→ **Data extracted from a collection**:
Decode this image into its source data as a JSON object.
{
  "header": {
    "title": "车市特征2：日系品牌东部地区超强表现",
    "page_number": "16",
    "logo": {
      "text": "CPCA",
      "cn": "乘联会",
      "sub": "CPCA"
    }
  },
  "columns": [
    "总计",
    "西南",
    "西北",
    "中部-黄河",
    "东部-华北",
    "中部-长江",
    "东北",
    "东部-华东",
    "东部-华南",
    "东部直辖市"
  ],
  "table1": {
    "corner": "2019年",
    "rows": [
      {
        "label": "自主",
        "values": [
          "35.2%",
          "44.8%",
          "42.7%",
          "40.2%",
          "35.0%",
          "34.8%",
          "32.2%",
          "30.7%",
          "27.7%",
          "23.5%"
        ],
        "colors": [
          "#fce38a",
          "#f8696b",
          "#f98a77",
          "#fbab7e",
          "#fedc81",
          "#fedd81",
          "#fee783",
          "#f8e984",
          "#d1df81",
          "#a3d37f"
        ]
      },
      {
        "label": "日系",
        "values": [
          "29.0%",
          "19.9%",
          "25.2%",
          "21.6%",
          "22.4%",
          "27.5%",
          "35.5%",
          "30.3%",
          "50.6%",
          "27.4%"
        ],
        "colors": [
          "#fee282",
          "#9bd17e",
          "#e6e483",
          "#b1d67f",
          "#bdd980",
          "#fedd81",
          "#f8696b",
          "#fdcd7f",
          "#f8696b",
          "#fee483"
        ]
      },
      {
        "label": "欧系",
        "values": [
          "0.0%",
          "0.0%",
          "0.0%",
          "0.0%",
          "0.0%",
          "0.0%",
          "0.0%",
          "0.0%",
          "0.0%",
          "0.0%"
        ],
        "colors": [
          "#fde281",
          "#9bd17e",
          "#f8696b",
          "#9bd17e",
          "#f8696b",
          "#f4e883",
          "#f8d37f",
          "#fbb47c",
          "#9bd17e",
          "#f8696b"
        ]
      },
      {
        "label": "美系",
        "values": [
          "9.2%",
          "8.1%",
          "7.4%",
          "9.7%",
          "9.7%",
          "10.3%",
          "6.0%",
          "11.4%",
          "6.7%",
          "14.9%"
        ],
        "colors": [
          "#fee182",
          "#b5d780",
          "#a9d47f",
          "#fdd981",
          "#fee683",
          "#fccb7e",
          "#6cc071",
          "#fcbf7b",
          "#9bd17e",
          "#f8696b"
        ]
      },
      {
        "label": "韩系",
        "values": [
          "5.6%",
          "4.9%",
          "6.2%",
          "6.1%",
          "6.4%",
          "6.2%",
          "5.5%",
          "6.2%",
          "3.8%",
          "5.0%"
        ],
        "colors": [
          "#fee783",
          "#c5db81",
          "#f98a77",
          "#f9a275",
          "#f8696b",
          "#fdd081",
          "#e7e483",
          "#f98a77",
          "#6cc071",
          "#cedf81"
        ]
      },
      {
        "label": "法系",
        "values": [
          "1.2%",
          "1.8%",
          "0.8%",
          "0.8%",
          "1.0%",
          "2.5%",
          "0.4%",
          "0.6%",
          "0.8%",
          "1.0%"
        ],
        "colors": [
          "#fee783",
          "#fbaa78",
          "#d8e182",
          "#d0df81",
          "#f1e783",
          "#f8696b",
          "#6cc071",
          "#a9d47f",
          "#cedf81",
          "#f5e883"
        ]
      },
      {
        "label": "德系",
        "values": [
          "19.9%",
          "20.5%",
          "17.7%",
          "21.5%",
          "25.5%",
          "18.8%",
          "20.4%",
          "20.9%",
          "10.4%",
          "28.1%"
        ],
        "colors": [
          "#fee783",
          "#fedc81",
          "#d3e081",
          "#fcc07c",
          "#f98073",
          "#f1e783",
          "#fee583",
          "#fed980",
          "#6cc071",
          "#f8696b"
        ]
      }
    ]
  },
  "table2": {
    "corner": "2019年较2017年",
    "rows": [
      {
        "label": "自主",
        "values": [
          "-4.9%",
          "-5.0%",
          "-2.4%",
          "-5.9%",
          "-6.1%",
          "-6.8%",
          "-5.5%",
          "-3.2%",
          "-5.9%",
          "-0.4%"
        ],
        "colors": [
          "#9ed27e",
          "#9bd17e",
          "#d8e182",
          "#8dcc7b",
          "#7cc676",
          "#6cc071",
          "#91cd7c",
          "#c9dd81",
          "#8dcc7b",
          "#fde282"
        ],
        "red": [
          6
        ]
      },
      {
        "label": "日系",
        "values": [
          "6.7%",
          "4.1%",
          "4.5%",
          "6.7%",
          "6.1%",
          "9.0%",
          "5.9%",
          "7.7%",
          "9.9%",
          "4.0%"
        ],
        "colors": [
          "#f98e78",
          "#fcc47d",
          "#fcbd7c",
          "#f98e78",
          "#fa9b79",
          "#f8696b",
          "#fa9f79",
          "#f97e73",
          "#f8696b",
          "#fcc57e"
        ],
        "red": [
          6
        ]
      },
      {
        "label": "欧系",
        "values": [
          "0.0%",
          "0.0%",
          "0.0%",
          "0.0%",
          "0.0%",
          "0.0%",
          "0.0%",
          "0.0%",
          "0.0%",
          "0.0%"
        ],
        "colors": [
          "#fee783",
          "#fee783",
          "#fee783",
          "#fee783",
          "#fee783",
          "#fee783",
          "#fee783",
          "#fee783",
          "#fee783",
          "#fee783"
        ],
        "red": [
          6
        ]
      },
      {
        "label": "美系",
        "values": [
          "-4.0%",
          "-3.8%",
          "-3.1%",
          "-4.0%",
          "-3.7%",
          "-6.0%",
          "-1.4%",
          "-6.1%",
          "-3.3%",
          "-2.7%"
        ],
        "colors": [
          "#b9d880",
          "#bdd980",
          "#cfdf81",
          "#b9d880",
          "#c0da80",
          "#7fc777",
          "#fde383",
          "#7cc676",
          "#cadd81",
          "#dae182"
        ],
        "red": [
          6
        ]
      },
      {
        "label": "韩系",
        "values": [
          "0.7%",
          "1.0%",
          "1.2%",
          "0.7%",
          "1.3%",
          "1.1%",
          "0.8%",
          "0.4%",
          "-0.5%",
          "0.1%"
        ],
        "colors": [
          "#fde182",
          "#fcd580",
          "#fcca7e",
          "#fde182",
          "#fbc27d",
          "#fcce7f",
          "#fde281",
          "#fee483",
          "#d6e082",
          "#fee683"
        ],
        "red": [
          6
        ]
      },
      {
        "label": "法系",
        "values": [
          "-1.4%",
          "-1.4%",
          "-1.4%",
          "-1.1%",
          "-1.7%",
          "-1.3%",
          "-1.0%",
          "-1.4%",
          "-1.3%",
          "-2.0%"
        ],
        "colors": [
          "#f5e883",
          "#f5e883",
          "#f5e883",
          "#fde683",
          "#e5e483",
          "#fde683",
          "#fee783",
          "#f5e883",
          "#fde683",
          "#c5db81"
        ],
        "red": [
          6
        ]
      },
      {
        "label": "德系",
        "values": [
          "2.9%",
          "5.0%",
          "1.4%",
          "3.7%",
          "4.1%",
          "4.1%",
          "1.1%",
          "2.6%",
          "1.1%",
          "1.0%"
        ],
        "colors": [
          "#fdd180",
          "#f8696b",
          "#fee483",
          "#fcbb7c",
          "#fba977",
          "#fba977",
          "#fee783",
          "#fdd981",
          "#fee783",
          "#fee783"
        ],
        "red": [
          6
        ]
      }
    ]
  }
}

→ **Job**: Faithfully copy every entry, leaving nothing out.

→ **The reply**:
Decode this image into its source data as a JSON object.
{
  "header": {
    "title": "车市特征2：日系品牌东部地区超强表现",
    "page_number": "16",
    "logo": {
      "text": "CPCA",
      "cn": "乘联会",
      "sub": "CPCA"
    }
  },
  "columns": [
    "总计",
    "西南",
    "西北",
    "中部-黄河",
    "东部-华北",
    "中部-长江",
    "东北",
    "东部-华东",
    "东部-华南",
    "东部直辖市"
  ],
  "table1": {
    "corner": "2019年",
    "rows": [
      {
        "label": "自主",
        "values": [
          "35.2%",
          "44.8%",
          "42.7%",
          "40.2%",
          "35.0%",
          "34.8%",
          "32.2%",
          "30.7%",
          "27.7%",
          "23.5%"
        ],
        "colors": [
          "#fce38a",
          "#f8696b",
          "#f98a77",
          "#fbab7e",
          "#fedc81",
          "#fedd81",
          "#fee783",
          "#f8e984",
          "#d1df81",
          "#a3d37f"
        ]
      },
      {
        "label": "日系",
        "values": [
          "29.0%",
          "19.9%",
          "25.2%",
          "21.6%",
          "22.4%",
          "27.5%",
          "35.5%",
          "30.3%",
          "50.6%",
          "27.4%"
        ],
        "colors": [
          "#fee282",
          "#9bd17e",
          "#e6e483",
          "#b1d67f",
          "#bdd980",
          "#fedd81",
          "#f8696b",
          "#fdcd7f",
          "#f8696b",
          "#fee483"
        ]
      },
      {
        "label": "欧系",
        "values": [
          "0.0%",
          "0.0%",
          "0.0%",
          "0.0%",
          "0.0%",
          "0.0%",
          "0.0%",
          "0.0%",
          "0.0%",
          "0.0%"
        ],
        "colors": [
          "#fde281",
          "#9bd17e",
          "#f8696b",
          "#9bd17e",
          "#f8696b",
          "#f4e883",
          "#f8d37f",
          "#fbb47c",
          "#9bd17e",
          "#f8696b"
        ]
      },
      {
        "label": "美系",
        "values": [
          "9.2%",
          "8.1%",
          "7.4%",
          "9.7%",
          "9.7%",
          "10.3%",
          "6.0%",
          "11.4%",
          "6.7%",
          "14.9%"
        ],
        "colors": [
          "#fee182",
          "#b5d780",
          "#a9d47f",
          "#fdd981",
          "#fee683",
          "#fccb7e",
          "#6cc071",
          "#fcbf7b",
          "#9bd17e",
          "#f8696b"
        ]
      },
      {
        "label": "韩系",
        "values": [
          "5.6%",
          "4.9%",
          "6.2%",
          "6.1%",
          "6.4%",
          "6.2%",
          "5.5%",
          "6.2%",
          "3.8%",
          "5.0%"
        ],
        "colors": [
          "#fee783",
          "#c5db81",
          "#f98a77",
          "#f9a275",
          "#f8696b",
          "#fdd081",
          "#e7e483",
          "#f98a77",
          "#6cc071",
          "#cedf81"
        ]
      },
      {
        "label": "法系",
        "values": [
          "1.2%",
          "1.8%",
          "0.8%",
          "0.8%",
          "1.0%",
          "2.5%",
          "0.4%",
          "0.6%",
          "0.8%",
          "1.0%"
        ],
        "colors": [
          "#fee783",
          "#fbaa78",
          "#d8e182",
          "#d0df81",
          "#f1e783",
          "#f8696b",
          "#6cc071",
          "#a9d47f",
          "#cedf81",
          "#f5e883"
        ]
      },
      {
        "label": "德系",
        "values": [
          "19.9%",
          "20.5%",
          "17.7%",
          "21.5%",
          "25.5%",
          "18.8%",
          "20.4%",
          "20.9%",
          "10.4%",
          "28.1%"
        ],
        "colors": [
          "#fee783",
          "#fedc81",
          "#d3e081",
          "#fcc07c",
          "#f98073",
          "#f1e783",
          "#fee583",
          "#fed980",
          "#6cc071",
          "#f8696b"
        ]
      }
    ]
  },
  "table2": {
    "corner": "2019年较2017年",
    "rows": [
      {
        "label": "自主",
        "values": [
          "-4.9%",
          "-5.0%",
          "-2.4%",
          "-5.9%",
          "-6.1%",
          "-6.8%",
          "-5.5%",
          "-3.2%",
          "-5.9%",
          "-0.4%"
        ],
        "colors": [
          "#9ed27e",
          "#9bd17e",
          "#d8e182",
          "#8dcc7b",
          "#7cc676",
          "#6cc071",
          "#91cd7c",
          "#c9dd81",
          "#8dcc7b",
          "#fde282"
        ],
        "red": [
          6
        ]
      },
      {
        "label": "日系",
        "values": [
          "6.7%",
          "4.1%",
          "4.5%",
          "6.7%",
          "6.1%",
          "9.0%",
          "5.9%",
          "7.7%",
          "9.9%",
          "4.0%"
        ],
        "colors": [
          "#f98e78",
          "#fcc47d",
          "#fcbd7c",
          "#f98e78",
          "#fa9b79",
          "#f8696b",
          "#fa9f79",
          "#f97e73",
          "#f8696b",
          "#fcc57e"
        ],
        "red": [
          6
        ]
      },
      {
        "label": "欧系",
        "values": [
          "0.0%",
          "0.0%",
          "0.0%",
          "0.0%",
          "0.0%",
          "0.0%",
          "0.0%",
          "0.0%",
          "0.0%",
          "0.0%"
        ],
        "colors": [
          "#fee783",
          "#fee783",
          "#fee783",
          "#fee783",
          "#fee783",
          "#fee783",
          "#fee783",
          "#fee783",
          "#fee783",
          "#fee783"
        ],
        "red": [
          6
        ]
      },
      {
        "label": "美系",
        "values": [
          "-4.0%",
          "-3.8%",
          "-3.1%",
          "-4.0%",
          "-3.7%",
          "-6.0%",
          "-1.4%",
          "-6.1%",
          "-3.3%",
          "-2.7%"
        ],
        "colors": [
          "#b9d880",
          "#bdd980",
          "#cfdf81",
          "#b9d880",
          "#c0da80",
          "#7fc777",
          "#fde383",
          "#7cc676",
          "#cadd81",
          "#dae182"
        ],
        "red": [
          6
        ]
      },
      {
        "label": "韩系",
        "values": [
          "0.7%",
          "1.0%",
          "1.2%",
          "0.7%",
          "1.3%",
          "1.1%",
          "0.8%",
          "0.4%",
          "-0.5%",
          "0.1%"
        ],
        "colors": [
          "#fde182",
          "#fcd580",
          "#fcca7e",
          "#fde182",
          "#fbc27d",
          "#fcce7f",
          "#fde281",
          "#fee483",
          "#d6e082",
          "#fee683"
        ],
        "red": [
          6
        ]
      },
      {
        "label": "法系",
        "values": [
          "-1.4%",
          "-1.4%",
          "-1.4%",
          "-1.1%",
          "-1.7%",
          "-1.3%",
          "-1.0%",
          "-1.4%",
          "-1.3%",
          "-2.0%"
        ],
        "colors": [
          "#f5e883",
          "#f5e883",
          "#f5e883",
          "#fde683",
          "#e5e483",
          "#fde683",
          "#fee783",
          "#f5e883",
          "#fde683",
          "#c5db81"
        ],
        "red": [
          6
        ]
      },
      {
        "label": "德系",
        "values": [
          "2.9%",
          "5.0%",
          "1.4%",
          "3.7%",
          "4.1%",
          "4.1%",
          "1.1%",
          "2.6%",
          "1.1%",
          "1.0%"
        ],
        "colors": [
          "#fdd180",
          "#f8696b",
          "#fee483",
          "#fcbb7c",
          "#fba977",
          "#fba977",
          "#fee783",
          "#fdd981",
          "#fee783",
          "#fee783"
        ],
        "red": [
          6
        ]
      }
    ]
  }
}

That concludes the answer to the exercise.